--- BEGIN Given information ---

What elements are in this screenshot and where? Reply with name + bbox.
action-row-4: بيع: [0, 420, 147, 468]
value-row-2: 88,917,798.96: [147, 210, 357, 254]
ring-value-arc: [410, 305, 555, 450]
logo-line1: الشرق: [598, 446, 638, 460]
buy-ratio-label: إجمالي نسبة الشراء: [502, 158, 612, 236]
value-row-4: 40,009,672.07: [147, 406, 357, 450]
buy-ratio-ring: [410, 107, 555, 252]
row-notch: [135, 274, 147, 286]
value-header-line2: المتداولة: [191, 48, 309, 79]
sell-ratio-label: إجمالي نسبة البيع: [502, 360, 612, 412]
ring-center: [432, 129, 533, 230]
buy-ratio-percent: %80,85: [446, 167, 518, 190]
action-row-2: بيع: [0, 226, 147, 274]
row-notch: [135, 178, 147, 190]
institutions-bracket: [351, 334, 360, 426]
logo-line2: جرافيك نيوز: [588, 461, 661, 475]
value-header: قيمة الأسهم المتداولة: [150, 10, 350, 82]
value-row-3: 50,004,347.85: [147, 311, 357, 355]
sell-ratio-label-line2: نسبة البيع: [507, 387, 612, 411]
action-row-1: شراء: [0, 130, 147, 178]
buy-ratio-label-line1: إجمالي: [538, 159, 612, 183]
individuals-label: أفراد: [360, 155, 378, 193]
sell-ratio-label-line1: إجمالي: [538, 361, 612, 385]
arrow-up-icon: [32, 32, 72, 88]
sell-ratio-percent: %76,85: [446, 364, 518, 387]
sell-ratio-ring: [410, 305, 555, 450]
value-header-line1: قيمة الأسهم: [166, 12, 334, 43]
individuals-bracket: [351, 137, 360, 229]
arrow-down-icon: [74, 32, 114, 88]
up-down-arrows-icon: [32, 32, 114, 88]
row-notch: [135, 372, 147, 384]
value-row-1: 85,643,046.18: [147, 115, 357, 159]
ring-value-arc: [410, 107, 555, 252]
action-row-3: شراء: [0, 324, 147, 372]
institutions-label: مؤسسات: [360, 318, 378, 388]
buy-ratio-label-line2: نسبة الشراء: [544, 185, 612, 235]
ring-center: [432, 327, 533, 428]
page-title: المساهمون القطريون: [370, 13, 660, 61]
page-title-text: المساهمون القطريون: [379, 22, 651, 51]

--- END Given information ---

Task brief: Can you rewrite the records above, changing every "row-notch" to "row-marker" and leaving everything else as it is?

Solution for this problem:
What elements are in this screenshot and where? Reply with name + bbox.
action-row-4: بيع: [0, 420, 147, 468]
value-row-2: 88,917,798.96: [147, 210, 357, 254]
ring-value-arc: [410, 305, 555, 450]
logo-line1: الشرق: [598, 446, 638, 460]
buy-ratio-label: إجمالي نسبة الشراء: [502, 158, 612, 236]
value-row-4: 40,009,672.07: [147, 406, 357, 450]
buy-ratio-ring: [410, 107, 555, 252]
row-marker: [135, 274, 147, 286]
value-header-line2: المتداولة: [191, 48, 309, 79]
sell-ratio-label: إجمالي نسبة البيع: [502, 360, 612, 412]
ring-center: [432, 129, 533, 230]
buy-ratio-percent: %80,85: [446, 167, 518, 190]
action-row-2: بيع: [0, 226, 147, 274]
row-marker: [135, 178, 147, 190]
institutions-bracket: [351, 334, 360, 426]
logo-line2: جرافيك نيوز: [588, 461, 661, 475]
value-header: قيمة الأسهم المتداولة: [150, 10, 350, 82]
value-row-3: 50,004,347.85: [147, 311, 357, 355]
sell-ratio-label-line2: نسبة البيع: [507, 387, 612, 411]
action-row-1: شراء: [0, 130, 147, 178]
buy-ratio-label-line1: إجمالي: [538, 159, 612, 183]
individuals-label: أفراد: [360, 155, 378, 193]
sell-ratio-label-line1: إجمالي: [538, 361, 612, 385]
arrow-up-icon: [32, 32, 72, 88]
sell-ratio-percent: %76,85: [446, 364, 518, 387]
sell-ratio-ring: [410, 305, 555, 450]
value-header-line1: قيمة الأسهم: [166, 12, 334, 43]
individuals-bracket: [351, 137, 360, 229]
arrow-down-icon: [74, 32, 114, 88]
up-down-arrows-icon: [32, 32, 114, 88]
row-marker: [135, 372, 147, 384]
value-row-1: 85,643,046.18: [147, 115, 357, 159]
ring-value-arc: [410, 107, 555, 252]
action-row-3: شراء: [0, 324, 147, 372]
institutions-label: مؤسسات: [360, 318, 378, 388]
buy-ratio-label-line2: نسبة الشراء: [544, 185, 612, 235]
ring-center: [432, 327, 533, 428]
page-title: المساهمون القطريون: [370, 13, 660, 61]
page-title-text: المساهمون القطريون: [379, 22, 651, 51]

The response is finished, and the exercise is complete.